→ TASK TO COMPLETE: Filter the entries below, keeping only lines with the word "Corps".

→ LISTED RECORDS:

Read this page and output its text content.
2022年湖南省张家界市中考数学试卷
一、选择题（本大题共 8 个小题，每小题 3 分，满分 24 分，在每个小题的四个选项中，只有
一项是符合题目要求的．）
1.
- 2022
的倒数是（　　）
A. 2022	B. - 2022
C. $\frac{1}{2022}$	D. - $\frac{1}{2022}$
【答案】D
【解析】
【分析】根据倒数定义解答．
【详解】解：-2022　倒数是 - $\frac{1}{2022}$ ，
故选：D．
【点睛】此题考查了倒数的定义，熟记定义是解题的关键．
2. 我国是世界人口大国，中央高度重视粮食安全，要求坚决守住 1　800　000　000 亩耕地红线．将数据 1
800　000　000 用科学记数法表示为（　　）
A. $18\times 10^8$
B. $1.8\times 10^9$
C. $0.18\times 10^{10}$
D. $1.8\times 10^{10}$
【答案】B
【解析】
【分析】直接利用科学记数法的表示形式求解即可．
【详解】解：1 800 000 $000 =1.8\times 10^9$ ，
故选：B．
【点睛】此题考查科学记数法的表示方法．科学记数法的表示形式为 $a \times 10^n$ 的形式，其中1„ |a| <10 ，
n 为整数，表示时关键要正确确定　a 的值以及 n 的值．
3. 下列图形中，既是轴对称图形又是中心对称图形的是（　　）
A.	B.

...

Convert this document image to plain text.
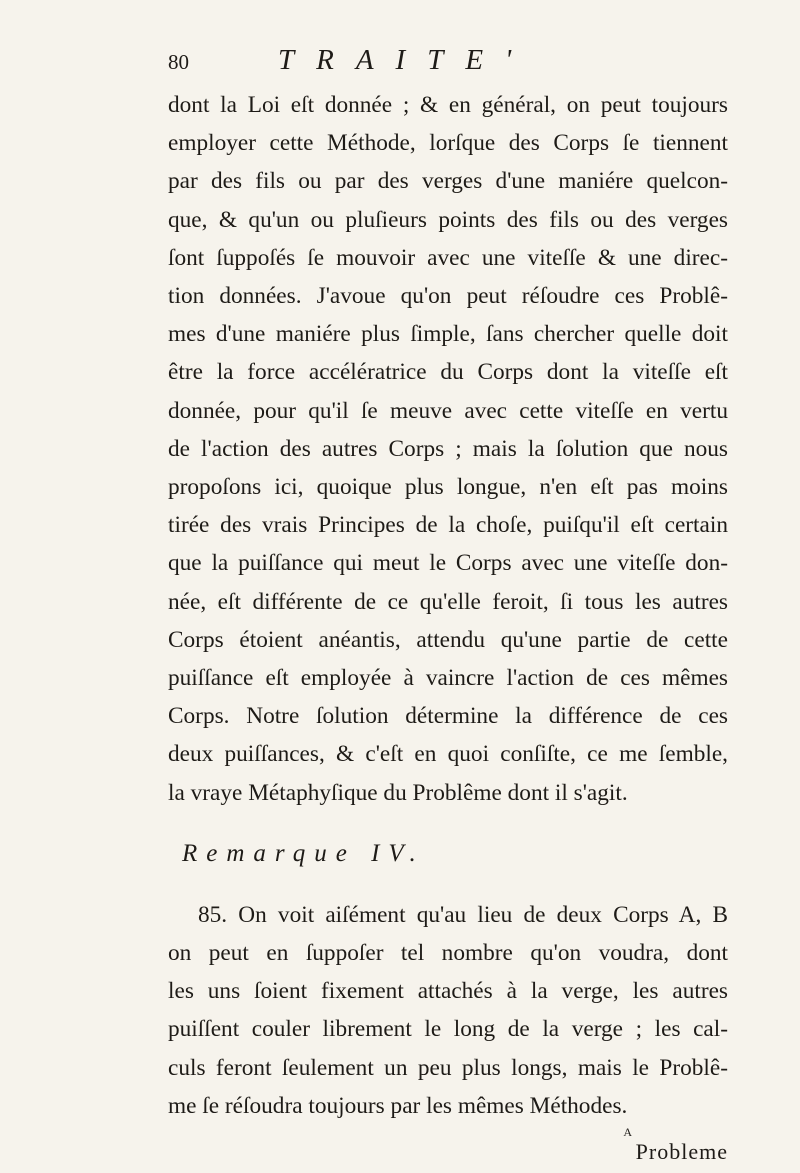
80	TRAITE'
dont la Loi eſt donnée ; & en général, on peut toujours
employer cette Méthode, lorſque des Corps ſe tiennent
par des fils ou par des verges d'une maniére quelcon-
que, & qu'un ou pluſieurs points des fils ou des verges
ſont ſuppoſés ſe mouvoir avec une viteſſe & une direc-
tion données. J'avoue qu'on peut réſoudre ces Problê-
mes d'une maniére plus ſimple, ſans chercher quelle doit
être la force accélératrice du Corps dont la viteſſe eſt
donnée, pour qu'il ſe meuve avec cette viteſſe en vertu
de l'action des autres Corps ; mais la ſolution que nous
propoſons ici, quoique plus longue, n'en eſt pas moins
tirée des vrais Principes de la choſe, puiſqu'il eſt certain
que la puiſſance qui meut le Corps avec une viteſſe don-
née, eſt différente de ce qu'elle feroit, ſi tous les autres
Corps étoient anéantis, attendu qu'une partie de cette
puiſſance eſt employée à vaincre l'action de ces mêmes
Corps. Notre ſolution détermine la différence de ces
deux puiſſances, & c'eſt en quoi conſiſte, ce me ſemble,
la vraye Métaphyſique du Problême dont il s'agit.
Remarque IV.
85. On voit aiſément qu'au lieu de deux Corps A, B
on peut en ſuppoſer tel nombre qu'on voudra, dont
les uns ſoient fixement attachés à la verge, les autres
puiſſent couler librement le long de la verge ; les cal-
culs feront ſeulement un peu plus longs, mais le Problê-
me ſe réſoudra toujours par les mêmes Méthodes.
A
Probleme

→ SOLVED EXERCISE:
employer cette Méthode, lorſque des Corps ſe tiennent
être la force accélératrice du Corps dont la viteſſe eſt
de l'action des autres Corps ; mais la ſolution que nous
que la puiſſance qui meut le Corps avec une viteſſe don-
Corps étoient anéantis, attendu qu'une partie de cette
Corps. Notre ſolution détermine la différence de ces
85. On voit aiſément qu'au lieu de deux Corps A, B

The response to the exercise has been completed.